§ Excerpt to read
[go: up one dir, main page]

Skip to content

Auto synchronization of remote Git repositories. Auto conflict solving. Network fail resilience. Linux & Windows support. And more.

License

Notifications You must be signed in to change notification settings

it3xl/git-repo-sync

Folders and files

NameName
Last commit message
Last commit date

Latest commit

 
 
 
 
 
 
 
 
 
 
 
 
 
 
 
 
 

Repository files navigation

git-repo-sync

Synchronization of Branches between Remote Git-repositories

  • The git-repo-sync is a bash script that synchronizes branches between two remote Git-repositories.
    • Git-tags are not synchronized.
  • You configure once what branches to synchronize and how.
    • You have to investigate some time to understand git-repo-sync conflict solving strategies and configuring.
  • Your run git-repo-sync periodically, preferebly every few minutes.

Warning! Before reading the following keep in mind the difference between local and remote Git repositories.

If your people push (commit) often to a single synchronized Git-branch and do it to different remote Git-repositories, then:

  • Run git-repo-sync before pushing to such the branch.

Manual Action of Synchronization

If someone pushed to the same branch (to another remote repo) in between the runing of git-repo-sync and your pusing. In this case:

  • Run git-repo-sync
  • Udpate your local repository (git fetch).
  • Check if your commits (push) wasn't deleted from your remote Git-repository. (FYI. You local commits in your local repository will not be changed!)
  • If it was deleted in the remote repo:
  • merge, rebase, etc., your local branch over the latest remote commits;
  • repeat Git-push for your branch.
  • Repeat everything until your pushed branch will be in expected commits in your remote Git-repository.

This situation is covered by notifications but you have to configure this by yourlself in your enterprise environment.

Use Cases

  • Adhesion of Git-remote-repositories of clients and software/support suppliers. Temporary or permanent.
  • Independence from an external remote Git repository if it is slow and could be out of service time after time.
  • You software teams have independent Git remote repositories.

Requirements

  • Install Git
  • Use bash to run git-repo-sync. (It is not tested for zsh)
  • Tune any automation to run git-repo-sync periodically - crones, schedulers, Jenkins, GitLab-CI, etc. Or run it periodically yourself.

This is enough for Windows, Arch based Linux (Manjaro), GNU based Linux

macOS Additional Requirements

  • Update bash by running (restart your shell after this)
    • brew install bash
  • Install gAWK (GNU AWK)

§ Set exercise A
According to the git-repo-sync readme, are Git tags synchronized?
§ Set exercise B
Write out the git-repo-sync readme between "If someone pushed" and "in your remote Git-repository.", inclusive, switching "git fetch" to "git pull".

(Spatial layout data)
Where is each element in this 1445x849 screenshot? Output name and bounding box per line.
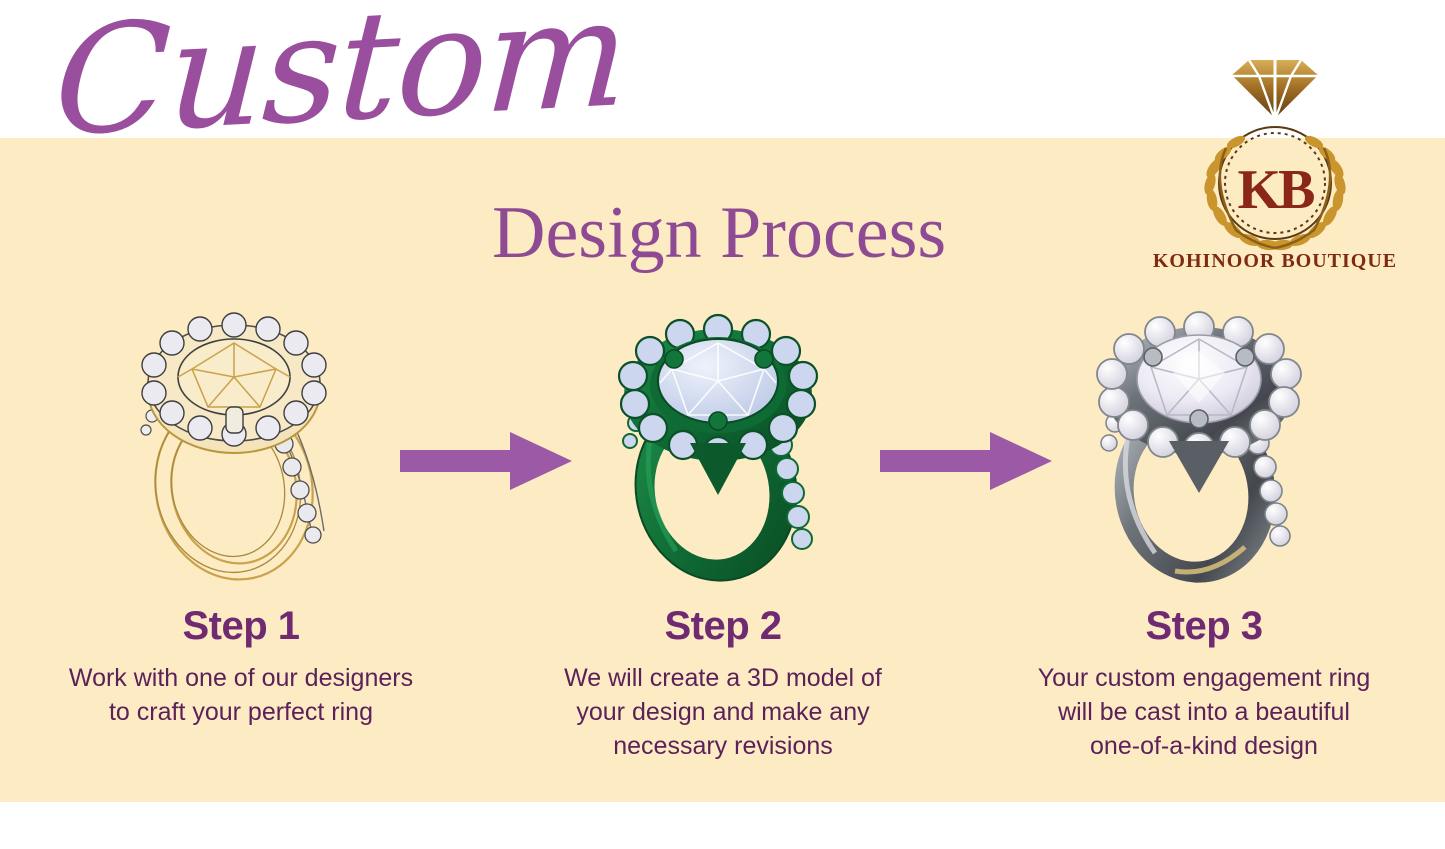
step-title: Step 1 (182, 606, 299, 646)
step-column-1: Step 1 Work with one of our designers to… (0, 300, 482, 800)
steps-row: Step 1 Work with one of our designers to… (0, 300, 1445, 800)
infographic-canvas: Custom Design Process (0, 0, 1445, 849)
ring-sketch-illustration (111, 300, 371, 590)
step-title: Step 3 (1145, 606, 1262, 646)
arrow-right-icon (880, 432, 1052, 490)
step-title: Step 2 (664, 606, 781, 646)
step-description: Your custom engagement ring will be cast… (974, 662, 1434, 763)
arrow-step2-to-step3 (880, 432, 1052, 490)
brand-logo[interactable]: KB KOHINOOR BOUTIQUE (1150, 52, 1400, 282)
page-title-script: Custom (51, 0, 630, 158)
step-column-2: Step 2 We will create a 3D model of your… (482, 300, 964, 800)
ring-3d-cad-model (593, 300, 853, 590)
step-column-3: Step 3 Your custom engagement ring will … (963, 300, 1445, 800)
arrow-right-icon (400, 432, 572, 490)
logo-monogram: KB (1238, 162, 1313, 218)
logo-brand-name: KOHINOOR BOUTIQUE (1153, 250, 1397, 273)
arrow-step1-to-step2 (400, 432, 572, 490)
ring-finished-photo (1074, 300, 1334, 590)
page-subtitle-serif: Design Process (492, 196, 946, 270)
step-description: We will create a 3D model of your design… (493, 662, 953, 763)
step-description: Work with one of our designers to craft … (11, 662, 471, 730)
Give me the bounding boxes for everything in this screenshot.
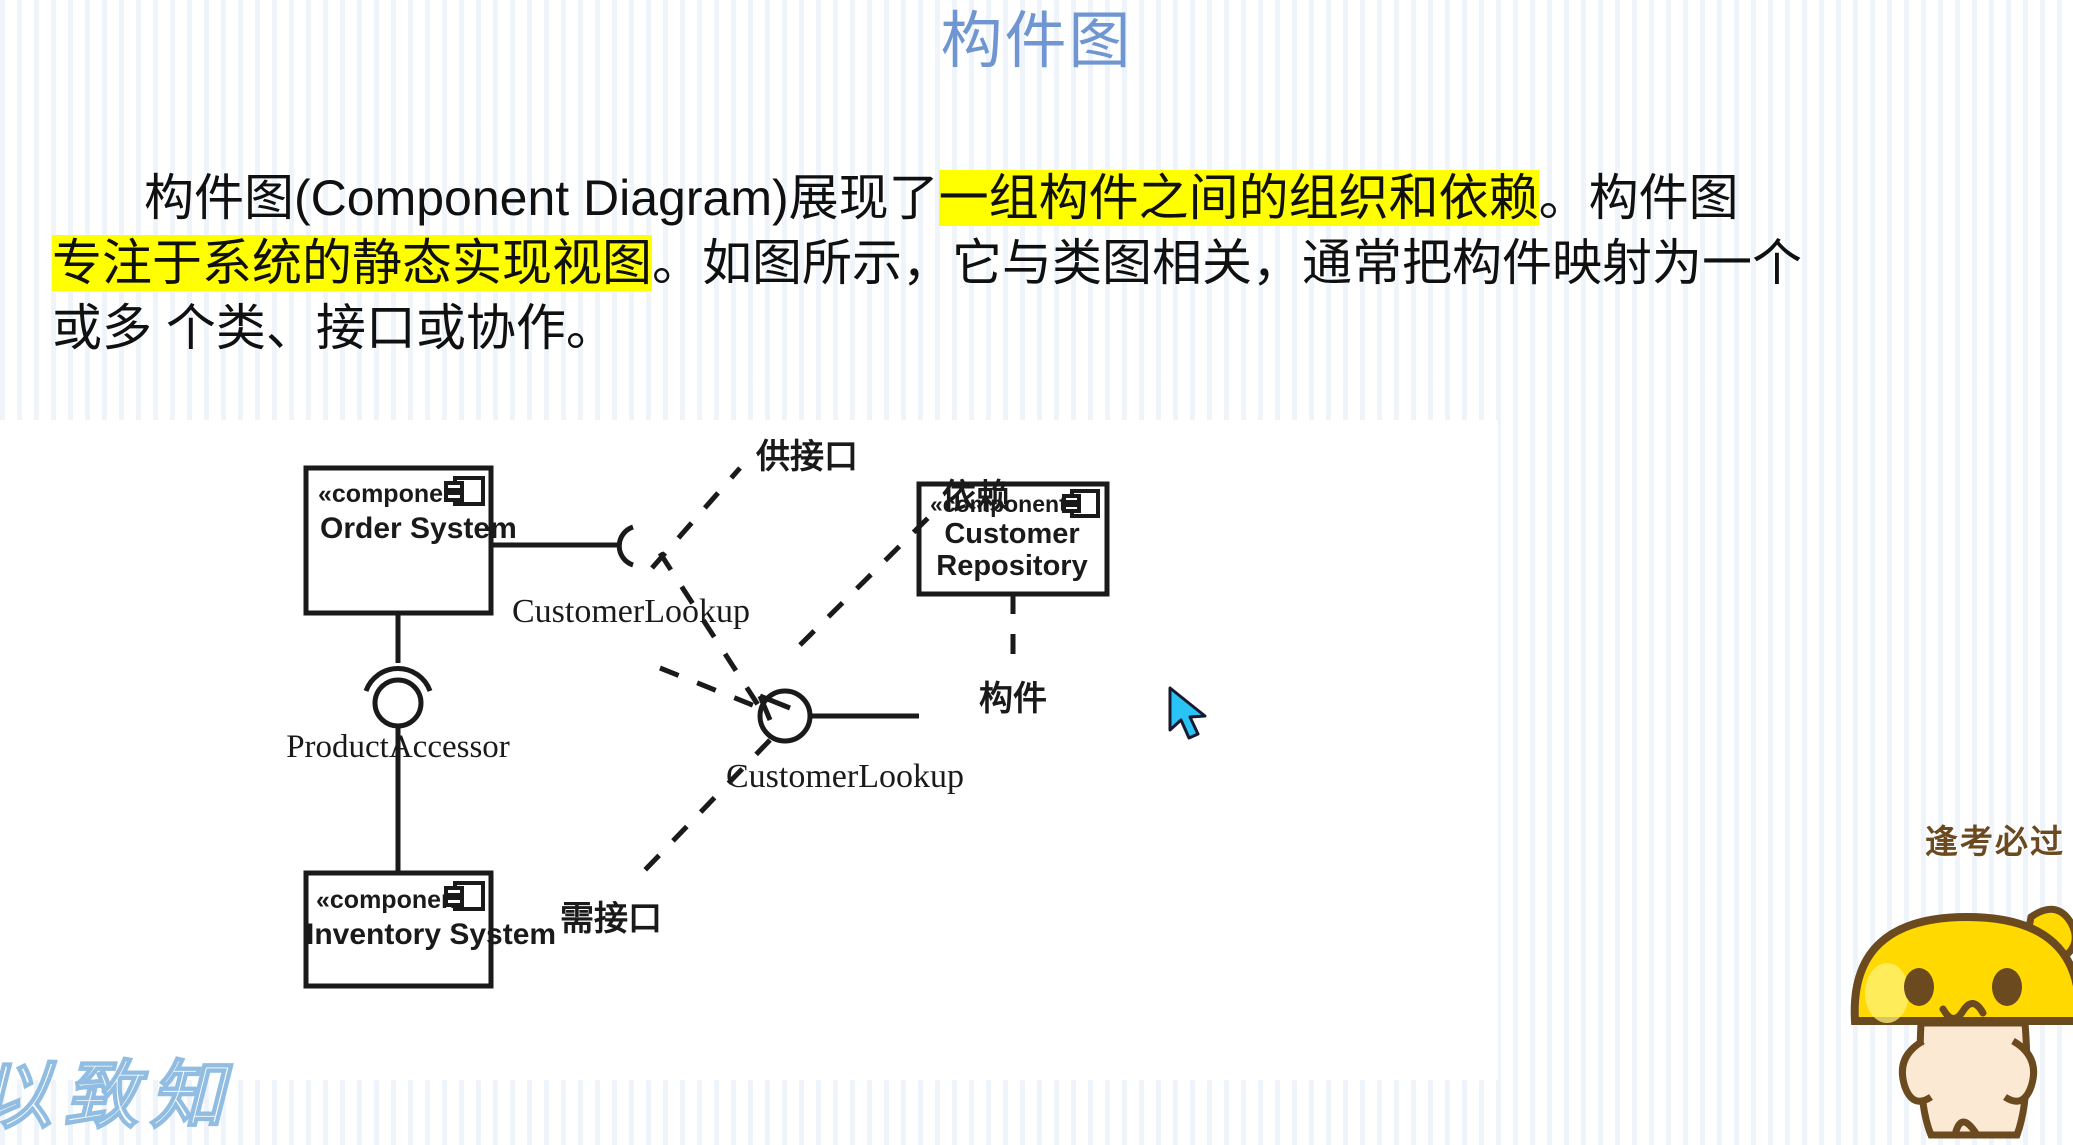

§ Task answer A
No, Git tags are not synchronized.

§ Task answer B
If someone pushed to the same branch (to another remote repo) in between the runing of git-repo-sync and your pusing. In this case:

  • Run git-repo-sync
  • Udpate your local repository (git pull).
  • Check if your commits (push) wasn't deleted from your remote Git-repository. (FYI. You local commits in your local repository will not be changed!)
  • If it was deleted in the remote repo:
  • merge, rebase, etc., your local branch over the latest remote commits;
  • repeat Git-push for your branch.
  • Repeat everything until your pushed branch will be in expected commits in your remote Git-repository.